↓
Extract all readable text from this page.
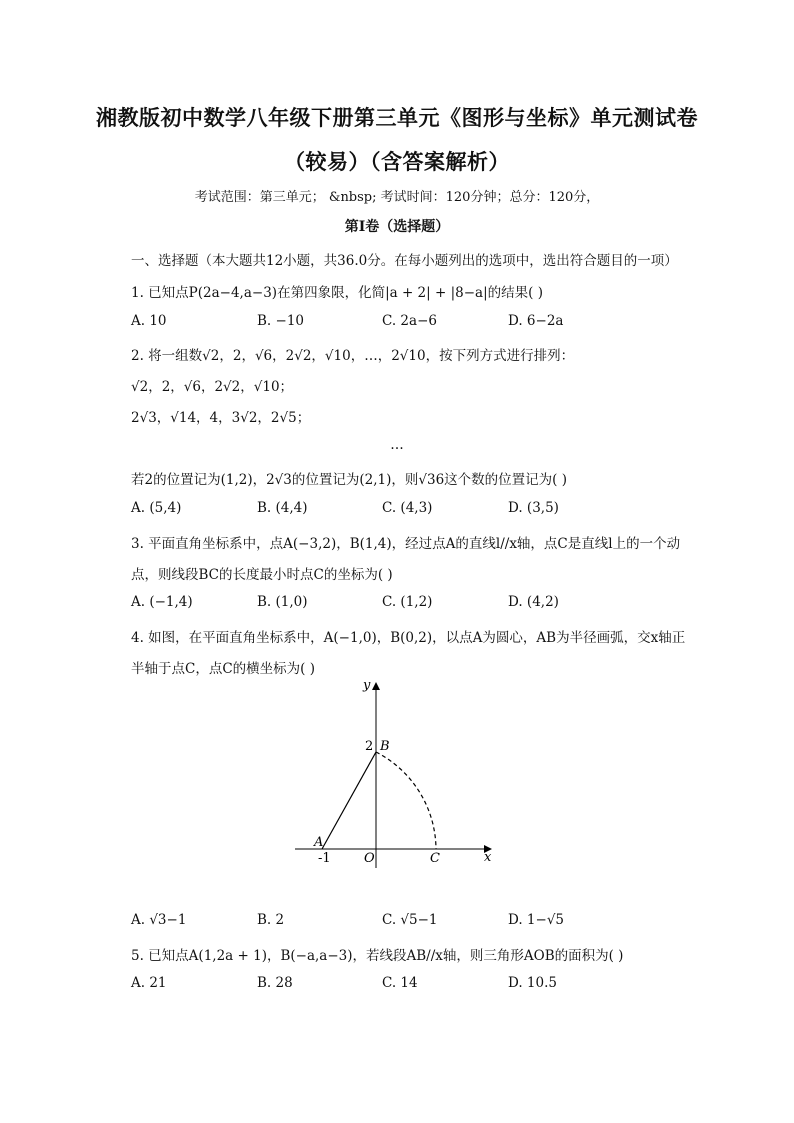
湘教版初中数学八年级下册第三单元《图形与坐标》单元测试卷
（较易）（含答案解析）
考试范围：第三单元； &nbsp; 考试时间：120分钟；总分：120分，
第Ⅰ卷（选择题）
一、选择题（本大题共12小题，共36.0分。在每小题列出的选项中，选出符合题目的一项）
1. 已知点P(2a−4,a−3)在第四象限，化简|a + 2| + |8−a|的结果( )
A. 10	B. −10	C. 2a−6	D. 6−2a
2. 将一组数√2，2，√6，2√2，√10，…，2√10，按下列方式进行排列：
√2，2，√6，2√2，√10；
2√3，√14，4，3√2，2√5；
…
若2的位置记为(1,2)，2√3的位置记为(2,1)，则√36这个数的位置记为( )
A. (5,4)	B. (4,4)	C. (4,3)	D. (3,5)
3. 平面直角坐标系中，点A(−3,2)，B(1,4)，经过点A的直线l//x轴，点C是直线l上的一个动
点，则线段BC的长度最小时点C的坐标为( )
A. (−1,4)	B. (1,0)	C. (1,2)	D. (4,2)
4. 如图，在平面直角坐标系中，A(−1,0)，B(0,2)，以点A为圆心，AB为半径画弧，交x轴正
半轴于点C，点C的横坐标为( )
y
x
2 B
A
-1	O	C
A. √3−1	B. 2	C. √5−1	D. 1−√5
5. 已知点A(1,2a + 1)，B(−a,a−3)，若线段AB//x轴，则三角形AOB的面积为( )
A. 21	B. 28	C. 14	D. 10.5
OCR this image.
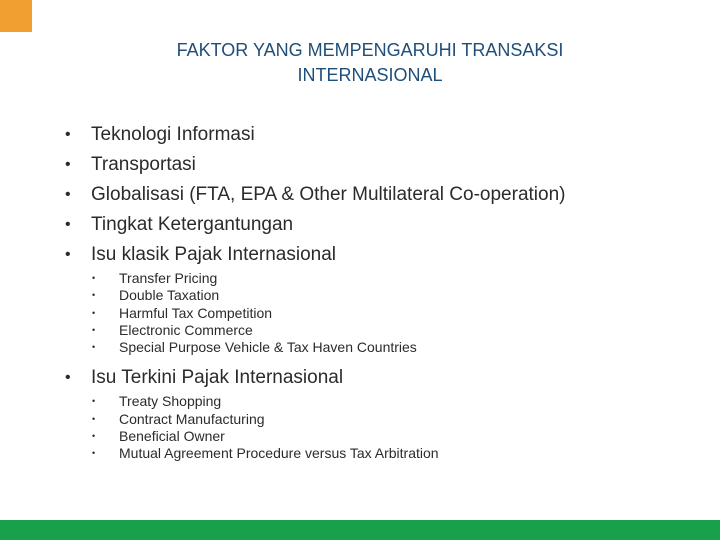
FAKTOR YANG MEMPENGARUHI TRANSAKSI
INTERNASIONAL
• Teknologi Informasi
• Transportasi
• Globalisasi (FTA, EPA & Other Multilateral Co-operation)
• Tingkat Ketergantungan
• Isu klasik Pajak Internasional
• Transfer Pricing
• Double Taxation
• Harmful Tax Competition
• Electronic Commerce
• Special Purpose Vehicle & Tax Haven Countries
• Isu Terkini Pajak Internasional
• Treaty Shopping
• Contract Manufacturing
• Beneficial Owner
• Mutual Agreement Procedure versus Tax Arbitration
↑
## Your task:
Each line of the data should be quoted exactly, with pictures left out.

## Task solution:
Extract all readable text from this page.
湘教版初中数学八年级下册第三单元《图形与坐标》单元测试卷
（较易）（含答案解析）
考试范围：第三单元； &nbsp; 考试时间：120分钟；总分：120分，
第Ⅰ卷（选择题）
一、选择题（本大题共12小题，共36.0分。在每小题列出的选项中，选出符合题目的一项）
1. 已知点P(2a−4,a−3)在第四象限，化简|a + 2| + |8−a|的结果( )
A. 10	B. −10	C. 2a−6	D. 6−2a
2. 将一组数√2，2，√6，2√2，√10，…，2√10，按下列方式进行排列：
√2，2，√6，2√2，√10；
2√3，√14，4，3√2，2√5；
…
若2的位置记为(1,2)，2√3的位置记为(2,1)，则√36这个数的位置记为( )
A. (5,4)	B. (4,4)	C. (4,3)	D. (3,5)
3. 平面直角坐标系中，点A(−3,2)，B(1,4)，经过点A的直线l//x轴，点C是直线l上的一个动
点，则线段BC的长度最小时点C的坐标为( )
A. (−1,4)	B. (1,0)	C. (1,2)	D. (4,2)
4. 如图，在平面直角坐标系中，A(−1,0)，B(0,2)，以点A为圆心，AB为半径画弧，交x轴正
半轴于点C，点C的横坐标为( )
y
x
2 B
A
-1	O	C
A. √3−1	B. 2	C. √5−1	D. 1−√5
5. 已知点A(1,2a + 1)，B(−a,a−3)，若线段AB//x轴，则三角形AOB的面积为( )
A. 21	B. 28	C. 14	D. 10.5
OCR this image.
FAKTOR YANG MEMPENGARUHI TRANSAKSI
INTERNASIONAL
• Teknologi Informasi
• Transportasi
• Globalisasi (FTA, EPA & Other Multilateral Co-operation)
• Tingkat Ketergantungan
• Isu klasik Pajak Internasional
• Transfer Pricing
• Double Taxation
• Harmful Tax Competition
• Electronic Commerce
• Special Purpose Vehicle & Tax Haven Countries
• Isu Terkini Pajak Internasional
• Treaty Shopping
• Contract Manufacturing
• Beneficial Owner
• Mutual Agreement Procedure versus Tax Arbitration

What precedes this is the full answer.